Task statement:
Check each line of the records below and collect those holding "this".
>> begin
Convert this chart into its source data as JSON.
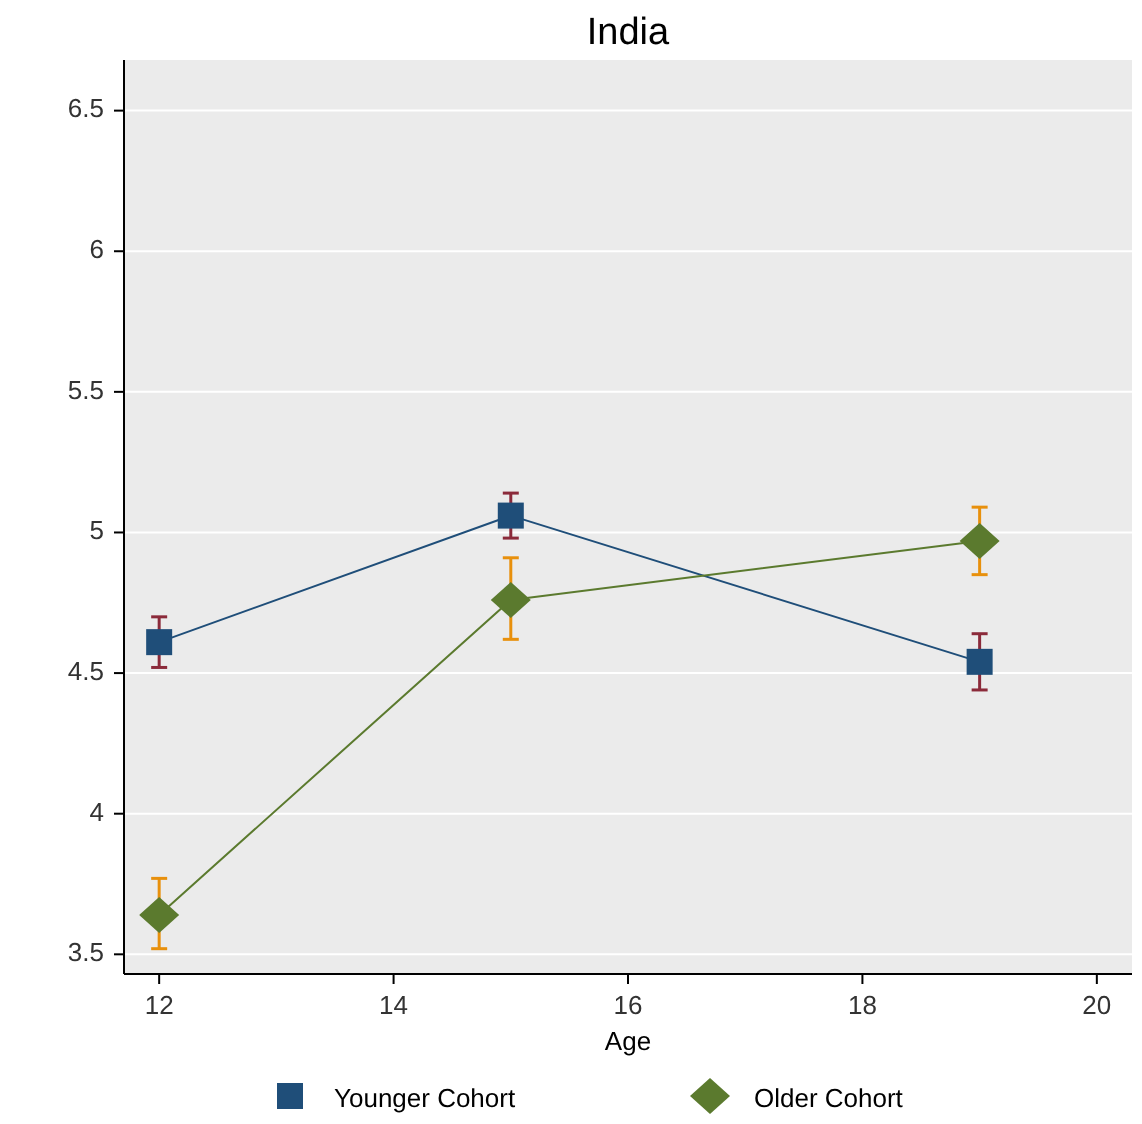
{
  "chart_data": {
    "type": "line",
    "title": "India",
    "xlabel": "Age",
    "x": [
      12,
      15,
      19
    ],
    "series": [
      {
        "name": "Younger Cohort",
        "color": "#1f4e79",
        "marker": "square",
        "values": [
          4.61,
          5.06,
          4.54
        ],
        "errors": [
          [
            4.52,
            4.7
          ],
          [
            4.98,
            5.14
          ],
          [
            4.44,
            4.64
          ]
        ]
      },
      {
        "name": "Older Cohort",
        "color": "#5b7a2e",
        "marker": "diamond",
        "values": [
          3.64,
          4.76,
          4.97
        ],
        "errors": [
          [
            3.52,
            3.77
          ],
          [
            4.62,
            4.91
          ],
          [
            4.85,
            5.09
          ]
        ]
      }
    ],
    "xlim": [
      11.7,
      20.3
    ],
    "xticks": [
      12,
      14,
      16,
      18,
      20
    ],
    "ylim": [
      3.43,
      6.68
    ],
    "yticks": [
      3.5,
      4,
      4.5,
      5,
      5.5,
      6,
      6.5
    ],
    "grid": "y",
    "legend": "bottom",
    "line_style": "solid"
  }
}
>> end
>> begin
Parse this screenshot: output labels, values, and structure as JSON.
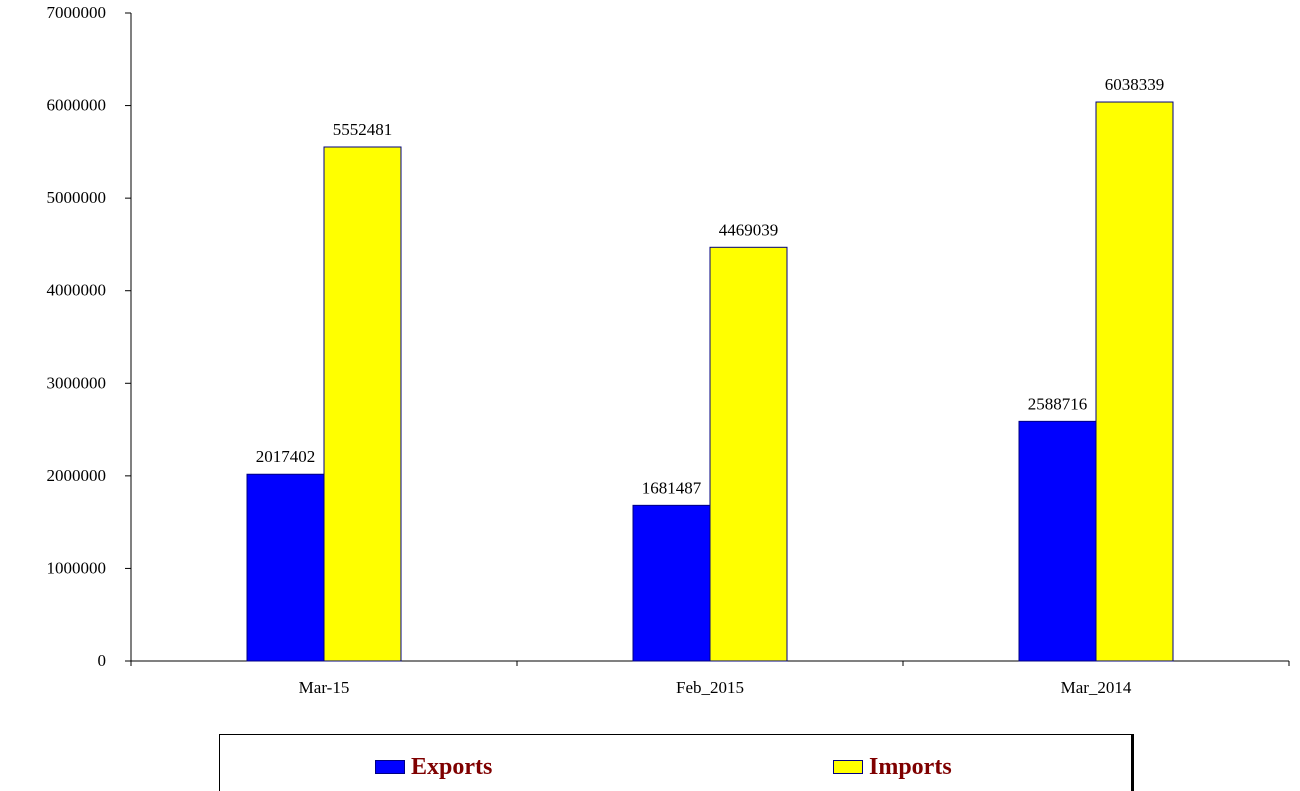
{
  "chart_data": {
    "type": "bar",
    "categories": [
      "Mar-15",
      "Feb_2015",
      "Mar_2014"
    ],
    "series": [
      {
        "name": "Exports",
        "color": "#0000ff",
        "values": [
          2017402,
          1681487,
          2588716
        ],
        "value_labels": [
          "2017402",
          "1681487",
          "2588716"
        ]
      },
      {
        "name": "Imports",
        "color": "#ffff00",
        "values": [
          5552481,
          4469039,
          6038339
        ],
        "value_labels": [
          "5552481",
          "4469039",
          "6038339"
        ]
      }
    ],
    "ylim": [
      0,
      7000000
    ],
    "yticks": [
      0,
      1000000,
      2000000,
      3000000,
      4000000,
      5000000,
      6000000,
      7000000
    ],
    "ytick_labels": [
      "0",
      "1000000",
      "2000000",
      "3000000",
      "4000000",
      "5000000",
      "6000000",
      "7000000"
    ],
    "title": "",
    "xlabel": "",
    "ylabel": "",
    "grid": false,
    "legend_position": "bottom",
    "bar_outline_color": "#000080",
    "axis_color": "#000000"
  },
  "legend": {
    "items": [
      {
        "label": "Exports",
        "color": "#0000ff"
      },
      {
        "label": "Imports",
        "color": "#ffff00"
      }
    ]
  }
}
>> end
Correct result:
Convert this chart into its source data as JSON.
Parse this screenshot: output labels, values, and structure as JSON.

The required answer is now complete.